Your objective
Return the lines of the records verbatim, beginning at the start of the records and continuing through the line containing "svg-text:34000.00: 34000.00 (959, 84, 993, 95)".

Dataset rows:
####

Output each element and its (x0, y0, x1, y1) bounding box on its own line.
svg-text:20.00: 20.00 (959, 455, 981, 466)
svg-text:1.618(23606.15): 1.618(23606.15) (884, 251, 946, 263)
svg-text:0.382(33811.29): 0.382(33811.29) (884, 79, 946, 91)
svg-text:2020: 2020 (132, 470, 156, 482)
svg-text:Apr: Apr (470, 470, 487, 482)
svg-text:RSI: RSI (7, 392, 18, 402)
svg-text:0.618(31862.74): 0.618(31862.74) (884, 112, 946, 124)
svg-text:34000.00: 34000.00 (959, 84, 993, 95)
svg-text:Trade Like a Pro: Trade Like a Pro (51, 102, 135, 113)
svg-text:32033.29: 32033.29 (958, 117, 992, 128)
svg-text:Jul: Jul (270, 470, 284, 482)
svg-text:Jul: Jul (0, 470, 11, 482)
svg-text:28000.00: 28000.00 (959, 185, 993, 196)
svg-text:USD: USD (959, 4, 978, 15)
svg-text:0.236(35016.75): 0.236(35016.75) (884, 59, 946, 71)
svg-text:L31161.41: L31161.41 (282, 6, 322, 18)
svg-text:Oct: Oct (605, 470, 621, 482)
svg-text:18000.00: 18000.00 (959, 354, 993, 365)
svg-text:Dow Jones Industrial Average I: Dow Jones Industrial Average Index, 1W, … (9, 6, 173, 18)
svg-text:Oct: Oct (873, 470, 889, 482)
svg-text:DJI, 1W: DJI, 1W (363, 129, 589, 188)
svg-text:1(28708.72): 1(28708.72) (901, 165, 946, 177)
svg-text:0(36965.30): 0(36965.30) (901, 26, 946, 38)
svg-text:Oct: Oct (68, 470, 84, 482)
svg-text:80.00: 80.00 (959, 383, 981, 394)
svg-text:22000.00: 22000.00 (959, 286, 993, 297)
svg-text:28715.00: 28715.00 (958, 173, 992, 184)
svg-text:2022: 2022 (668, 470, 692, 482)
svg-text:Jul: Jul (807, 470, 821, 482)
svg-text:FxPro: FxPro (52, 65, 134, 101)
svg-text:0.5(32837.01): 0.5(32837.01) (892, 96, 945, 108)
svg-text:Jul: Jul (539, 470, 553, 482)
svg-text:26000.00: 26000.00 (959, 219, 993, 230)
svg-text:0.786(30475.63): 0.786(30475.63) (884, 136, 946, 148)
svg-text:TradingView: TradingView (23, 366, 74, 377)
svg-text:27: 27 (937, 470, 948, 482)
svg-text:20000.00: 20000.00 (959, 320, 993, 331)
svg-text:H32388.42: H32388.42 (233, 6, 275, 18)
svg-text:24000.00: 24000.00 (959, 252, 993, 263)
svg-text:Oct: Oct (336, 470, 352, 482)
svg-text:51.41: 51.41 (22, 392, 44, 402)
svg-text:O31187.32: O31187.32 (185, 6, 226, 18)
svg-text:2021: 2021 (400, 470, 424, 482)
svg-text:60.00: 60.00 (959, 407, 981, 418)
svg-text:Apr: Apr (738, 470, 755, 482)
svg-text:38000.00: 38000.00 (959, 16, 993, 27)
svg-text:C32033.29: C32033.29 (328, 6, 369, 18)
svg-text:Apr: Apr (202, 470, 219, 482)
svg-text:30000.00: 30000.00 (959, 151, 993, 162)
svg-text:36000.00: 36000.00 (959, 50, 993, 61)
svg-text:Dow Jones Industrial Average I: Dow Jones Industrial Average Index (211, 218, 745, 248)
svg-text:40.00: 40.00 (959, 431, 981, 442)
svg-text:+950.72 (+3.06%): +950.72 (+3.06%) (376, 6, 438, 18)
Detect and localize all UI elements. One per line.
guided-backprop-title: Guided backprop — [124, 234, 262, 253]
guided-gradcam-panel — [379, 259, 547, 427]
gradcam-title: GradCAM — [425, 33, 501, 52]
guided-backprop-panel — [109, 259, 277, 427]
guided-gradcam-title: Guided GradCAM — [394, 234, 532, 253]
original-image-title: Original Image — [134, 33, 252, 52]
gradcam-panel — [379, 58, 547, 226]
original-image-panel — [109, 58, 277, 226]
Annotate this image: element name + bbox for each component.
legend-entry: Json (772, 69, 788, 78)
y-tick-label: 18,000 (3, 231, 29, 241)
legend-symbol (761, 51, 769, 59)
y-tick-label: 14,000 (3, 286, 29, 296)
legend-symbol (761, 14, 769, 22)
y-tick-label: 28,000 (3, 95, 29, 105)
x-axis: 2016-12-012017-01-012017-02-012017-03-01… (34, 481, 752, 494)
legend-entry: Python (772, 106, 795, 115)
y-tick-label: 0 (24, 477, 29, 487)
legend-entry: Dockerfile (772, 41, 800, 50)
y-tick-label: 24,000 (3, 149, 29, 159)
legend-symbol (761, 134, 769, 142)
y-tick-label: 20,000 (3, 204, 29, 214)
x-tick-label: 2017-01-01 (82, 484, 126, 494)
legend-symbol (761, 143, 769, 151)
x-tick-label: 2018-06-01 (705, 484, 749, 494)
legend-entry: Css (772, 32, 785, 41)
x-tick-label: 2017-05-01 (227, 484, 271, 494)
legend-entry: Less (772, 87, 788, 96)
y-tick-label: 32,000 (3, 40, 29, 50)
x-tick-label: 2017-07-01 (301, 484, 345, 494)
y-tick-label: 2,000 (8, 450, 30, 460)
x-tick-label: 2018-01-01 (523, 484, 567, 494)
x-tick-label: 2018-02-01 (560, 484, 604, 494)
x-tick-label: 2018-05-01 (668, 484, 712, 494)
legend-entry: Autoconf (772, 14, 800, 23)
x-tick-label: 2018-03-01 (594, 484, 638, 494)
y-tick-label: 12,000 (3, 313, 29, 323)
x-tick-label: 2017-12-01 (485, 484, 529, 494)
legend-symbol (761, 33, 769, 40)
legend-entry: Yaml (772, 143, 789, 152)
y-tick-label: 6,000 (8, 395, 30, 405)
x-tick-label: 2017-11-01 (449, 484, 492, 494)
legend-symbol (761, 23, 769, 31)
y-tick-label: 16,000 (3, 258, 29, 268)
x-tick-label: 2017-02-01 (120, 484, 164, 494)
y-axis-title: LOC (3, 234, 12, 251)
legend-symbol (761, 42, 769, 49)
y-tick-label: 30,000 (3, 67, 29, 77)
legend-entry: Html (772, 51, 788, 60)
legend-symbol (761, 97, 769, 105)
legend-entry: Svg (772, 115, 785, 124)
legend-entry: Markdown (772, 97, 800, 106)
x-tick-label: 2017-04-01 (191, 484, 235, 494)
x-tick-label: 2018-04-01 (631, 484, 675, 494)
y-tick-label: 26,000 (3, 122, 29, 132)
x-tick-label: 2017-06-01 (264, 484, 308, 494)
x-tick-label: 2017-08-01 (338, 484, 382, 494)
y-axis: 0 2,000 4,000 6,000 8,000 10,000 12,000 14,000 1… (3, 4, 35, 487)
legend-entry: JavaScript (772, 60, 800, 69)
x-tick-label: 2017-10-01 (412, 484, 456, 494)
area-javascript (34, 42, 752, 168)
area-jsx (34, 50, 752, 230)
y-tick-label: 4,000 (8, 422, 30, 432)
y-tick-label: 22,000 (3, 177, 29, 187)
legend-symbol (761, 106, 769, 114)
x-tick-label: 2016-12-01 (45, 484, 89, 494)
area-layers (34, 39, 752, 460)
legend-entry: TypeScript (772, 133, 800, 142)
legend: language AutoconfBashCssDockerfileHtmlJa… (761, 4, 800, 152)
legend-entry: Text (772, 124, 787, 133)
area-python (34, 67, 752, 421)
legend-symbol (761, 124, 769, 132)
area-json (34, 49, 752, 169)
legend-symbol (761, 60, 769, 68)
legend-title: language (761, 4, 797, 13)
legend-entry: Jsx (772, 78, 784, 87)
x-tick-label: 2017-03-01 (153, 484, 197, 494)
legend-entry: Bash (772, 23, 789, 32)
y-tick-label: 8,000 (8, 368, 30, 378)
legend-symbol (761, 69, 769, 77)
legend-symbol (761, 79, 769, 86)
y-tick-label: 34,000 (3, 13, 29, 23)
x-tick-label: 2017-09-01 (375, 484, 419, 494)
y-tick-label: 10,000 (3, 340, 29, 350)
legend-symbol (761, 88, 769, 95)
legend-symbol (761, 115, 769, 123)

####

Solution for this problem
Output each element and its (x0, y0, x1, y1) bounding box on its own line.
svg-text:20.00: 20.00 (959, 455, 981, 466)
svg-text:1.618(23606.15): 1.618(23606.15) (884, 251, 946, 263)
svg-text:0.382(33811.29): 0.382(33811.29) (884, 79, 946, 91)
svg-text:2020: 2020 (132, 470, 156, 482)
svg-text:Apr: Apr (470, 470, 487, 482)
svg-text:RSI: RSI (7, 392, 18, 402)
svg-text:0.618(31862.74): 0.618(31862.74) (884, 112, 946, 124)
svg-text:34000.00: 34000.00 (959, 84, 993, 95)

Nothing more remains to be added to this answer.